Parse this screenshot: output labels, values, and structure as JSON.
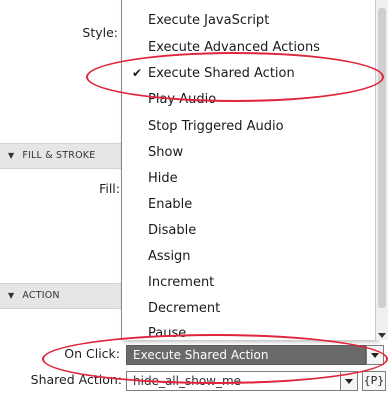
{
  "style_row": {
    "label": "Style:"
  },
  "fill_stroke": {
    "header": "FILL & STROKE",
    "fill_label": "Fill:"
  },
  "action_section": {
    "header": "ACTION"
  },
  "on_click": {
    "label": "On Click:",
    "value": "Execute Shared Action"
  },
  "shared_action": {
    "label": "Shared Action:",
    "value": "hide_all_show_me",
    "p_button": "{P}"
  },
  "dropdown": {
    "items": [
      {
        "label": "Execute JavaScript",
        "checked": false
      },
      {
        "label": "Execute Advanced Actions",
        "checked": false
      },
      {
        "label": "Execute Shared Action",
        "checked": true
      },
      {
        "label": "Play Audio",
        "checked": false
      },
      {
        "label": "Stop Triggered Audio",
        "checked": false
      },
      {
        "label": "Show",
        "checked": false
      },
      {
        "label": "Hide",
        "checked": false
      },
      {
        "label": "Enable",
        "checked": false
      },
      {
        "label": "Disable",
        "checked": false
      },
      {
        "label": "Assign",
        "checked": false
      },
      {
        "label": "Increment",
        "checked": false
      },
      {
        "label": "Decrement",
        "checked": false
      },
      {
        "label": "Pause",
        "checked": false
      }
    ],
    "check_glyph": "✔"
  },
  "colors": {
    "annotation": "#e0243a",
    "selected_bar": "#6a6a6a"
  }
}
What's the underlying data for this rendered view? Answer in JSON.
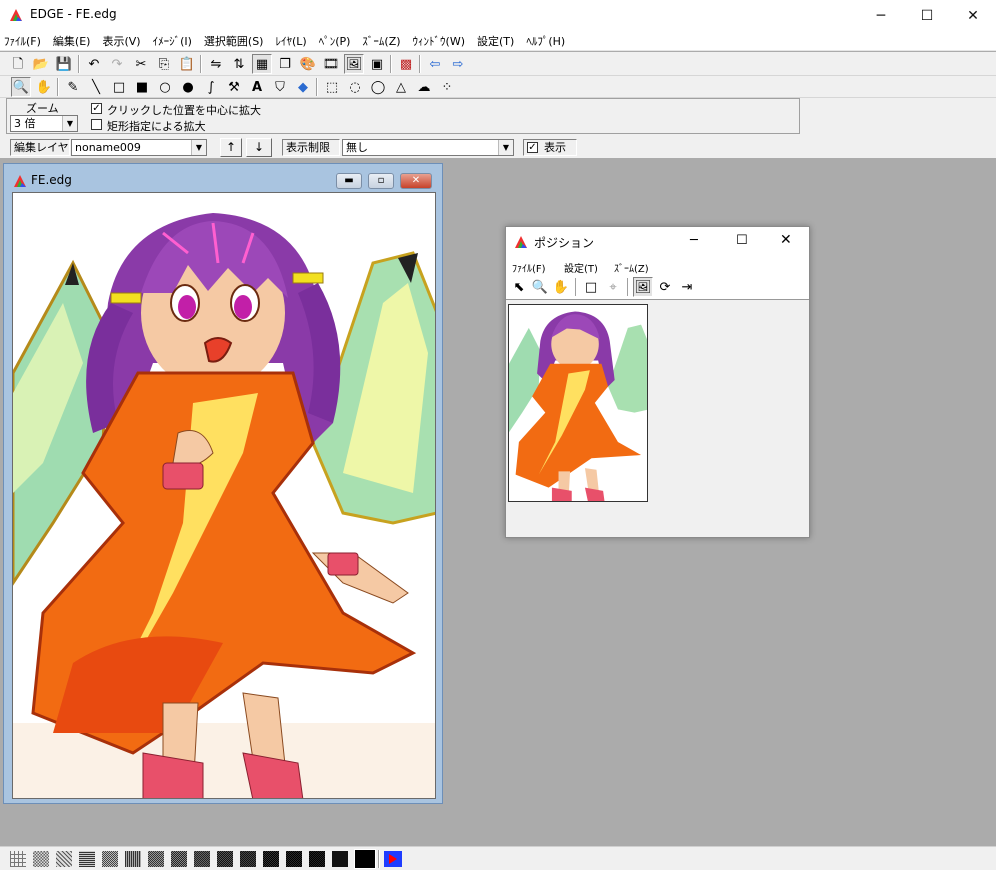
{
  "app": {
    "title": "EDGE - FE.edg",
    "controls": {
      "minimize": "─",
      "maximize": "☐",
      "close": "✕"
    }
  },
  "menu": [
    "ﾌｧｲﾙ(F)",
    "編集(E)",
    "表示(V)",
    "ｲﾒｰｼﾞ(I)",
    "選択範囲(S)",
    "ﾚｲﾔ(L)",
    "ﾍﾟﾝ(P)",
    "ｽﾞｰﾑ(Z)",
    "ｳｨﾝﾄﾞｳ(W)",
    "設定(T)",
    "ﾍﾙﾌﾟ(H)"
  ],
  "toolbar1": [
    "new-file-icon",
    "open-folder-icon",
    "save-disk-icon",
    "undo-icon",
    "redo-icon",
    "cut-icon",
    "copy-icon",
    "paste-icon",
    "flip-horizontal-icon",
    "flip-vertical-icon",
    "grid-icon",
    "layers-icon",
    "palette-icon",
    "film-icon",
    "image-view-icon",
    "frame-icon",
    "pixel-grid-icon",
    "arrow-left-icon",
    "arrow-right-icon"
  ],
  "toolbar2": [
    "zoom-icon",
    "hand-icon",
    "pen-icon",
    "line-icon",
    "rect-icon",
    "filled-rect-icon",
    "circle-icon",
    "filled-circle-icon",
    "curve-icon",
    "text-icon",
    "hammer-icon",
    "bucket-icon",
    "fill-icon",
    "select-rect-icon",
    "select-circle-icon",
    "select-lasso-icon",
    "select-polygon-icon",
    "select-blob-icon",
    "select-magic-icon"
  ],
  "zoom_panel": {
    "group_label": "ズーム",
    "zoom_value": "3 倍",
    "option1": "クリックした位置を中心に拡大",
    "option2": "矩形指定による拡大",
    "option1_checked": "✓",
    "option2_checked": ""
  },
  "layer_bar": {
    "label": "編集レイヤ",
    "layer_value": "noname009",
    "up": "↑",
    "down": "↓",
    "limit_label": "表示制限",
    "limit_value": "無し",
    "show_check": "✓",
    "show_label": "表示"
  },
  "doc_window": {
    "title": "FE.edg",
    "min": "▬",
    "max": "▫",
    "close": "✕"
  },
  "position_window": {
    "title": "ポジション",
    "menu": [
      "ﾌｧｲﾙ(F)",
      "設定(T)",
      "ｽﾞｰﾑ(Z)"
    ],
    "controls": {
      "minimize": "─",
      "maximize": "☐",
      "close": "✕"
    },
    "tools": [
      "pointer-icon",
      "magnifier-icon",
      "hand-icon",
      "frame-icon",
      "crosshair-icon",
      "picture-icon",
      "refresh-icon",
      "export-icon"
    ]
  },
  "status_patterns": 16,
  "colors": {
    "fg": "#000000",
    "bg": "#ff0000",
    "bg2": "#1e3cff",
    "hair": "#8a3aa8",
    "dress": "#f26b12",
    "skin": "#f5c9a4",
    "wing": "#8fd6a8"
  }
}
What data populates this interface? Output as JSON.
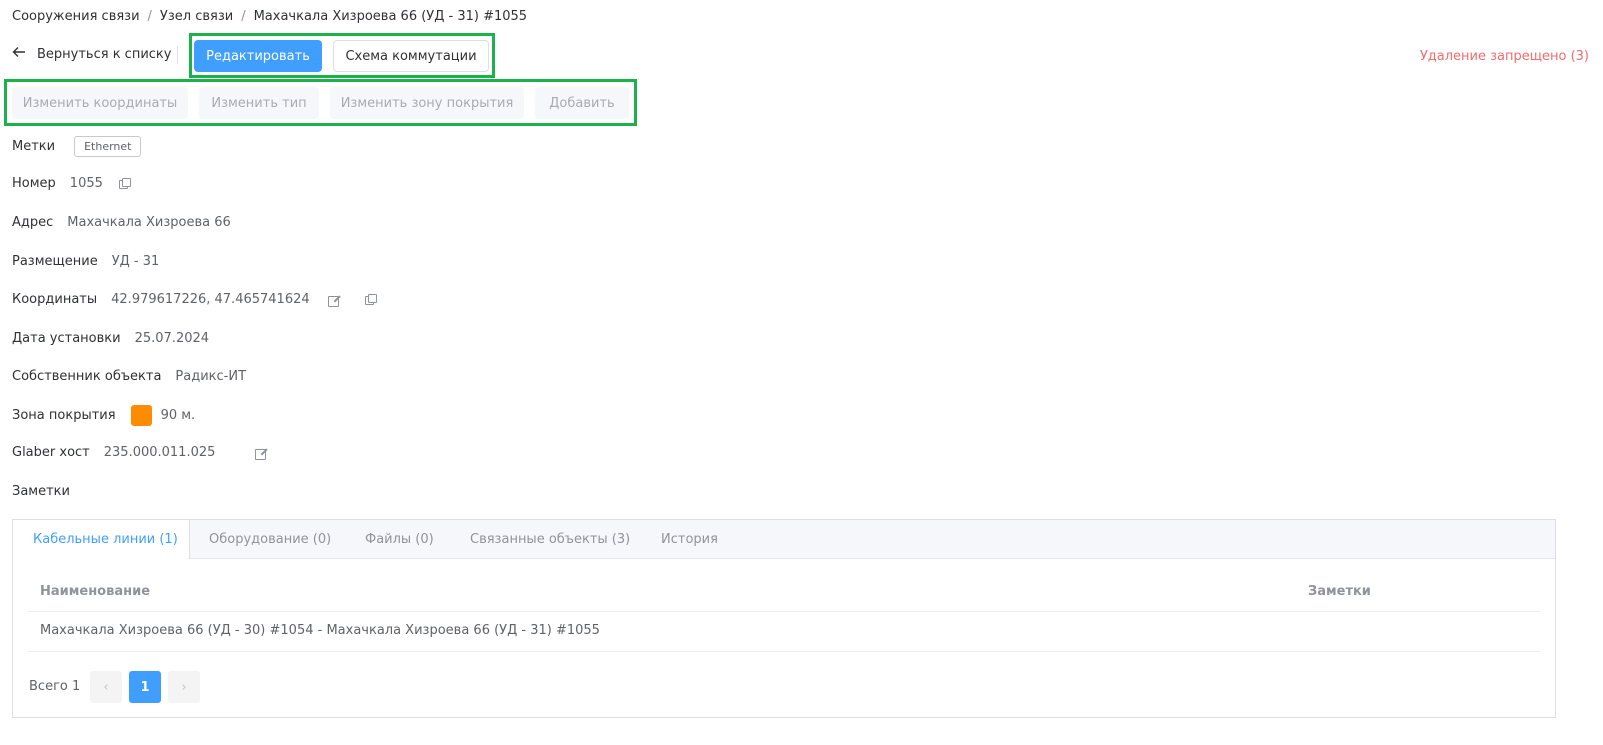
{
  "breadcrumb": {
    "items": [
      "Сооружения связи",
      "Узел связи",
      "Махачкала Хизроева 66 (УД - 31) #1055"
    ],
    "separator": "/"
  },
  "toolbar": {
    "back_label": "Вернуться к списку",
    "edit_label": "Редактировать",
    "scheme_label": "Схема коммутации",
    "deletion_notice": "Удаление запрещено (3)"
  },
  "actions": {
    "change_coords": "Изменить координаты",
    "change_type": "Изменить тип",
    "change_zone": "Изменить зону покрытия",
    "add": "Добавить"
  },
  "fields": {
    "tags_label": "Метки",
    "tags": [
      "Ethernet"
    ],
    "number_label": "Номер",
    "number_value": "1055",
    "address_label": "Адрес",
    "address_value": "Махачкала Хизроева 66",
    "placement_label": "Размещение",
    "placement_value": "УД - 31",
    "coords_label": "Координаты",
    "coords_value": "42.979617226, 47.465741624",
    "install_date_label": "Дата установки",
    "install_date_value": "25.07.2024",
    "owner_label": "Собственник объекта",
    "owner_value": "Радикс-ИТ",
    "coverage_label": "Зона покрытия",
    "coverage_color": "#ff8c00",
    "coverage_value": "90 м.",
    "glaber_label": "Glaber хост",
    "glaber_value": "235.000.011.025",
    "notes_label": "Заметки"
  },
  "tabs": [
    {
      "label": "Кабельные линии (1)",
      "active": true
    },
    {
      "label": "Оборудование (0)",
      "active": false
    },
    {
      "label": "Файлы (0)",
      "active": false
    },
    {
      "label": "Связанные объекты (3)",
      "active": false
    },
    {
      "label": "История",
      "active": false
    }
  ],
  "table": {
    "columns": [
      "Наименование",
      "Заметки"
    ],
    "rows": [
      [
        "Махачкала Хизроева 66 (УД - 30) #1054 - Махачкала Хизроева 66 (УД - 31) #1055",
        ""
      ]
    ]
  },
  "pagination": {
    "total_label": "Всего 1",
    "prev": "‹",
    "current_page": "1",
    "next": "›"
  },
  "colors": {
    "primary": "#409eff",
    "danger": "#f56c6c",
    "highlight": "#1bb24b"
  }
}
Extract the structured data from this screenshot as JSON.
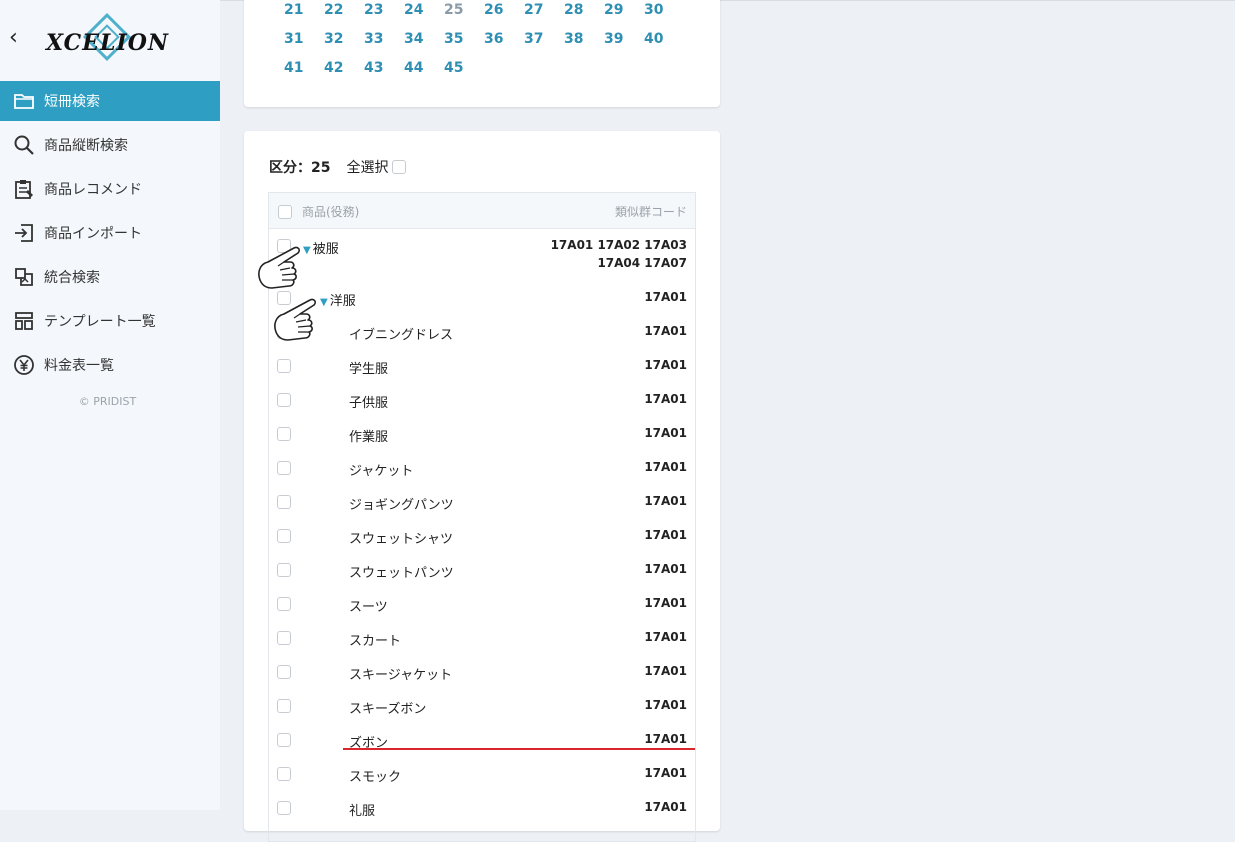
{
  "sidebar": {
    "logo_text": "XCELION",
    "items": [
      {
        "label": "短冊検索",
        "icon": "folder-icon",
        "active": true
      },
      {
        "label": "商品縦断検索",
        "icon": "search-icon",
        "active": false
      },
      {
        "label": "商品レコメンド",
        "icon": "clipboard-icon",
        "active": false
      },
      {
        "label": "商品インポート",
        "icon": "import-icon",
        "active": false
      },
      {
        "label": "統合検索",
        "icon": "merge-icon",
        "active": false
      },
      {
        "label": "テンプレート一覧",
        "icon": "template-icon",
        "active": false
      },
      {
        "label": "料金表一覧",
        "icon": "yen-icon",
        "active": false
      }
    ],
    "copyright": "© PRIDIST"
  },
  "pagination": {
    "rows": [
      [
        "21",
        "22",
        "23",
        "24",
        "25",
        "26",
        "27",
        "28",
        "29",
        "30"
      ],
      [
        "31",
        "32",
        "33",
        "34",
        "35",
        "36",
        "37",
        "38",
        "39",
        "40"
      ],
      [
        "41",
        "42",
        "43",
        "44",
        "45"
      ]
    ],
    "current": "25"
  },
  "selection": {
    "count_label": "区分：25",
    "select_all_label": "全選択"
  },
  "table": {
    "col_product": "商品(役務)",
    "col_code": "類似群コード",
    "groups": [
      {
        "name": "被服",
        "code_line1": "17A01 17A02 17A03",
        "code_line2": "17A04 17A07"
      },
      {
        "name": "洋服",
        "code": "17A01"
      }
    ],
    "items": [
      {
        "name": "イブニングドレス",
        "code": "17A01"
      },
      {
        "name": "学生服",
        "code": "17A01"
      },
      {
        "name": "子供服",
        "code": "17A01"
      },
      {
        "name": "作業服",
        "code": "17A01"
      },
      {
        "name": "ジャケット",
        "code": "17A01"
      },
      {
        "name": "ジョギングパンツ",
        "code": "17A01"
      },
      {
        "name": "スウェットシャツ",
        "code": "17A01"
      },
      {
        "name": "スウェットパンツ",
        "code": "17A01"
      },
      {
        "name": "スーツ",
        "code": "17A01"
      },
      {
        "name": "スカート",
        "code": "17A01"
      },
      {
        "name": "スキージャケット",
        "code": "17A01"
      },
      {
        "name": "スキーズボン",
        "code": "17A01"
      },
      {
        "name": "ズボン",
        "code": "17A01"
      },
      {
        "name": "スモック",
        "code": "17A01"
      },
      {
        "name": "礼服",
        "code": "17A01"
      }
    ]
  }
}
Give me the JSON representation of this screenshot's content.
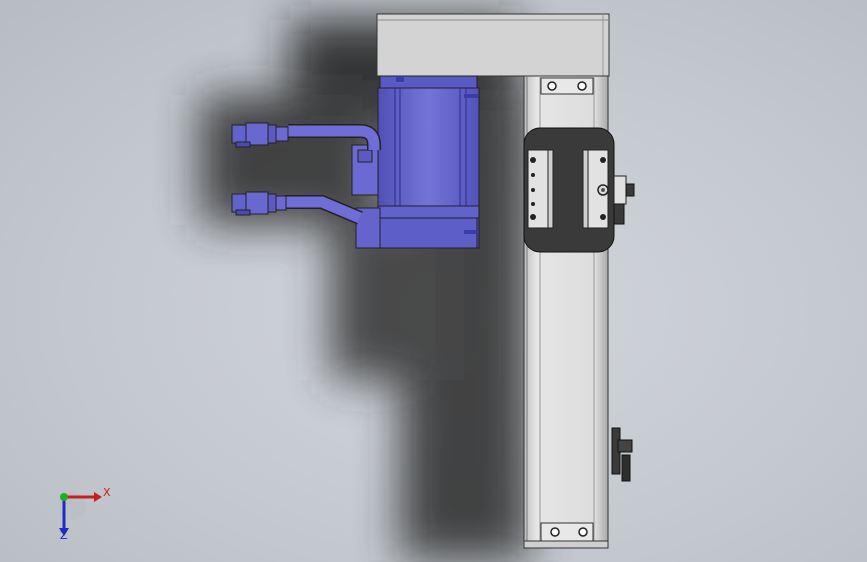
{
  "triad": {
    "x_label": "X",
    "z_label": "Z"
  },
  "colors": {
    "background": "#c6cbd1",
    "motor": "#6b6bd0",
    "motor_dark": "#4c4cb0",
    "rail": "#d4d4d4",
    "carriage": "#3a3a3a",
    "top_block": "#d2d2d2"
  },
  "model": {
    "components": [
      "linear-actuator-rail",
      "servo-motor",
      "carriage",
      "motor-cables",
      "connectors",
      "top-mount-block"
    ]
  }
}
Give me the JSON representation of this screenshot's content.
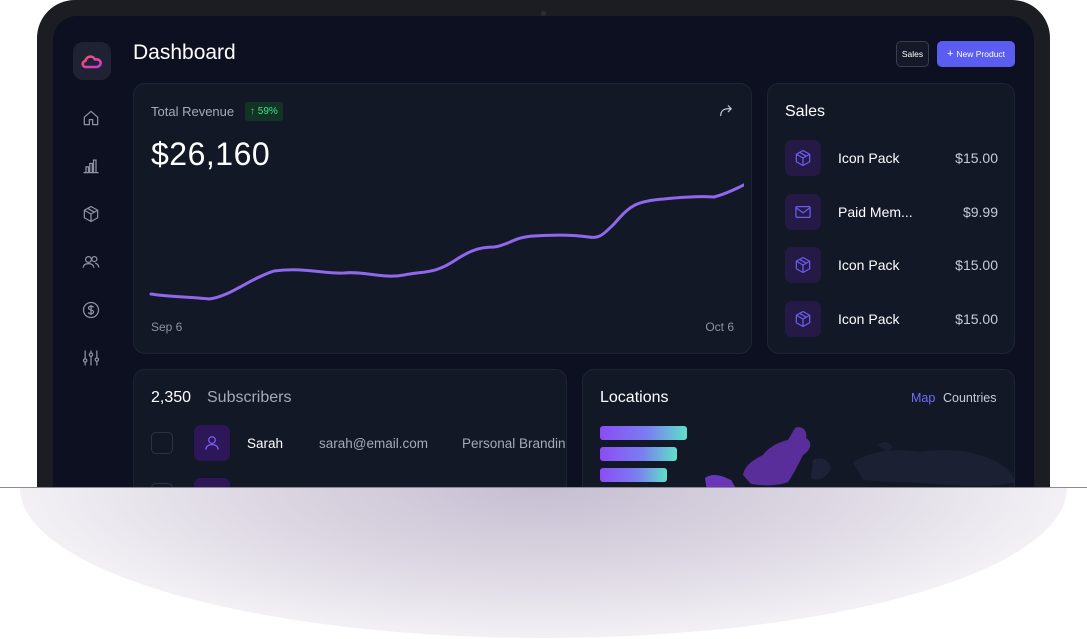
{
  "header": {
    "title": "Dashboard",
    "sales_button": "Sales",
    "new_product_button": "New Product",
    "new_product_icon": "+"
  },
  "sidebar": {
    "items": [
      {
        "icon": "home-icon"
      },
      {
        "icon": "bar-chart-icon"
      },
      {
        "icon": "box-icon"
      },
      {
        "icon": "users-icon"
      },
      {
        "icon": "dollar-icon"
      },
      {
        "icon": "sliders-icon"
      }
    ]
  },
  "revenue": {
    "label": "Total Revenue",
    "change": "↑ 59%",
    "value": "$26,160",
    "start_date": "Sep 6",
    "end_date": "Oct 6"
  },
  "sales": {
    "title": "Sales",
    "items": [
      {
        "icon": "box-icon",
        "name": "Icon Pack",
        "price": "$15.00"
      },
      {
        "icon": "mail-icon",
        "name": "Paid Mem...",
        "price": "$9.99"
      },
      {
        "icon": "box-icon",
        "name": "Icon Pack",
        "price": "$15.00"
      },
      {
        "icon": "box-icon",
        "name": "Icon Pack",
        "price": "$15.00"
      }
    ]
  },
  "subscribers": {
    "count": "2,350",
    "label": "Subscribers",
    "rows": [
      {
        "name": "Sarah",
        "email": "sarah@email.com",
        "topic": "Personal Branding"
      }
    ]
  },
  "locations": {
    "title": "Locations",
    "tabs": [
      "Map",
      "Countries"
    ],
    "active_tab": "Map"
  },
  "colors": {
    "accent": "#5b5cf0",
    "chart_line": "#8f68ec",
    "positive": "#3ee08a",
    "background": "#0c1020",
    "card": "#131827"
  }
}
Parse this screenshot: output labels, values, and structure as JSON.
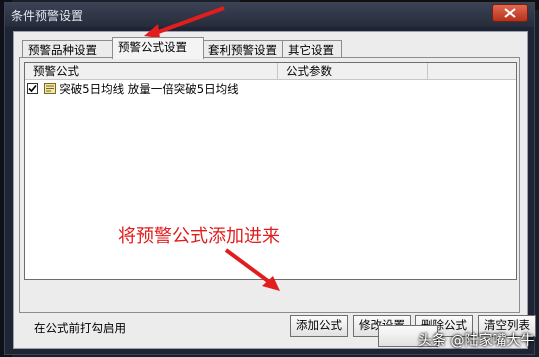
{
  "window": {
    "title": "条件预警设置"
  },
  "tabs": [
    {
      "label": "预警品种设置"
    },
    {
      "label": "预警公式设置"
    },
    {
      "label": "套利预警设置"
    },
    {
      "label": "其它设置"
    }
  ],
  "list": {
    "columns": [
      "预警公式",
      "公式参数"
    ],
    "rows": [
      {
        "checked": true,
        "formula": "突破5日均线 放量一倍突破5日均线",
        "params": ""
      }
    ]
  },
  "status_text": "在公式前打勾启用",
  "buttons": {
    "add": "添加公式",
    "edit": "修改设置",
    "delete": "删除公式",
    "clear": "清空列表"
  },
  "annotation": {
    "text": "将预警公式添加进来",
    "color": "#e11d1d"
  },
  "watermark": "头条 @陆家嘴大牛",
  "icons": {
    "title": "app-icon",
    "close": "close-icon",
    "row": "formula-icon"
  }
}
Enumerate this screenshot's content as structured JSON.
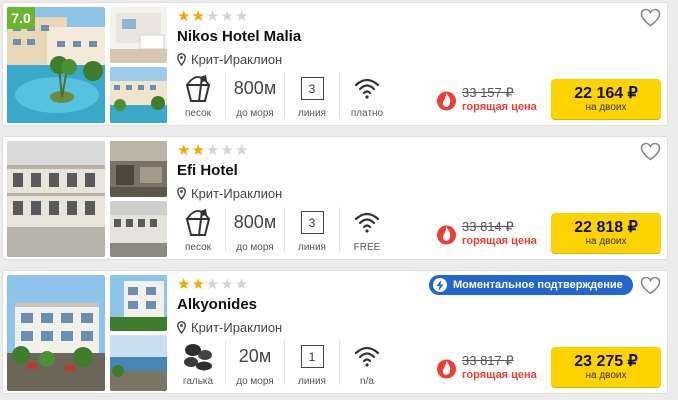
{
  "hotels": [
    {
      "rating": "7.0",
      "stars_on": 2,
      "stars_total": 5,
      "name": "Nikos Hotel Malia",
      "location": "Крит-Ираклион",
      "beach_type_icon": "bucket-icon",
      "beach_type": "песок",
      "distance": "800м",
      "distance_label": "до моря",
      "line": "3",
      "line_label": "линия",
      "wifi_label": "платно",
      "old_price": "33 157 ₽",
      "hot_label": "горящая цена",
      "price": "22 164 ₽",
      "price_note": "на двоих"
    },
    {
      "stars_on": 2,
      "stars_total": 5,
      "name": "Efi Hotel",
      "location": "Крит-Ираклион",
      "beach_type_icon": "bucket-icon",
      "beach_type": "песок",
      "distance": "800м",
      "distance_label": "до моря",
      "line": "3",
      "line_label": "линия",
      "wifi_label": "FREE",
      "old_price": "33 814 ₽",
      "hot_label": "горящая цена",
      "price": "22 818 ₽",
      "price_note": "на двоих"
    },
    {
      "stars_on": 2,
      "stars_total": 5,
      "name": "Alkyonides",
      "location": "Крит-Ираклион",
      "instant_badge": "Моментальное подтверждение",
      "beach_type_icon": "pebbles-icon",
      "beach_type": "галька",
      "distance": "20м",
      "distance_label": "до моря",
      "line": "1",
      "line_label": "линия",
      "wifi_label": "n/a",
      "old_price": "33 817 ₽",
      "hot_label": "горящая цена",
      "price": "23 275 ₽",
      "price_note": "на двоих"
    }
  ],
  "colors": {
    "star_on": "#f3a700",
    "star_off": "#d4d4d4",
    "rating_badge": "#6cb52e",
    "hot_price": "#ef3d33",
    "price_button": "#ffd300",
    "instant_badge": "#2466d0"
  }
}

____

PROBLEM DETAILS: Track down every line of the material containing the string "filled", and copy it.

TASK OUTPUT:
    "filled-rect-icon",
    "filled-circle-icon",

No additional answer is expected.